--- Provided passage ---
○ ○ ○ ○
IO SATURNALIA! – A Very Roman Christmas

The main winter festival in ancient Rome, held annually between 17th and 23rd December, was Saturnalia, the main features of which were gift exchanging, partying and the consumption of vast quantities of food (like Christmas) and role reversal (unlike Christmas). Depending on individual family tradition (in much the same way that how we celebrate Christmas can differ widely from family to family), children might get to boss their parents around for a day, women might be the household decision makers, and in some recorded cases masters and slaves switched places, with the slaves eating a feast before their masters (though the slaves would still have prepared the food, the masters in all likelihood not knowing how). Macrobius (fl. 5th century AD) writes:

“Meanwhile the head of the slave household, whose responsibility it was to offer sacrifice to the Household Gods, to manage the provisions and to direct the activities of the domestic servants, came to tell his master that the household had feasted according to the annual ritual custom. For at this festival, in houses that keep to proper religious usage, they first of all honor the slaves with a dinner prepared as if for the master; and only afterwards is the table set again for the head of the household. So, then, the chief slave came in to announce the time of dinner and to summon the masters to the table.”

Gaudy clothes in a Greek style would be worn to Saturnalia dinner, as opposed to the more reserved traditional Roman style of dress, and everybody, including slaves, went about wearing the pileus, a cap that symbolised liberty and free status. This was at odds with the normal expectation of the inhabitants of the empire to go about bare-headed.
○ ○ ○ ○
Stored data
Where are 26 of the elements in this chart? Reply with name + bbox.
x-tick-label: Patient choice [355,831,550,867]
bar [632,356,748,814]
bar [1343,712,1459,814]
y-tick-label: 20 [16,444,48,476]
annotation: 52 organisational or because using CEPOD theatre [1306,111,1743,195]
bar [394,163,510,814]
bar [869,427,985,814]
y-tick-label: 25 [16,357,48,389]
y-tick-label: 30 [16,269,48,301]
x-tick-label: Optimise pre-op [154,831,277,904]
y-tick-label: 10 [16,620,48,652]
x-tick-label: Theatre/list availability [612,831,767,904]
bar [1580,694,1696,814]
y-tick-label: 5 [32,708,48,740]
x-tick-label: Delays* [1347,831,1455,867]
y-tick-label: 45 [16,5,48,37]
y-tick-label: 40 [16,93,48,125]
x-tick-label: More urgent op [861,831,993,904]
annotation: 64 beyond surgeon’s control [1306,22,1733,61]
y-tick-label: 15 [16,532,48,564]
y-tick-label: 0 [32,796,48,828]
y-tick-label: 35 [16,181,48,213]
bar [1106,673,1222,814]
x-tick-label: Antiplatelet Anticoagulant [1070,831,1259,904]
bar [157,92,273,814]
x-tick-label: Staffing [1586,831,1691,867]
○ ○ ○ ○
--- Given task 1 ---
Answer these questions about the Saturnalia passage:
(a) Between which dates was Saturnalia held each year?
(b) According to Macrobius, who was honored first with a dinner at this festival?
(c) What cap did everybody wear, and what did it symbolize?
--- Given task 2 ---
Copy the stretch of the listing from its start through the line containing "annotation: 52 organisational", including both ends, character for character.

--- Answer 1 ---
(a) Between 17th and 23rd December.
(b) The slaves.
(c) The pileus, which symbolized liberty and free status.

--- Answer 2 ---
Where are 26 of the elements in this chart? Reply with name + bbox.
x-tick-label: Patient choice [355,831,550,867]
bar [632,356,748,814]
bar [1343,712,1459,814]
y-tick-label: 20 [16,444,48,476]
annotation: 52 organisational or because using CEPOD theatre [1306,111,1743,195]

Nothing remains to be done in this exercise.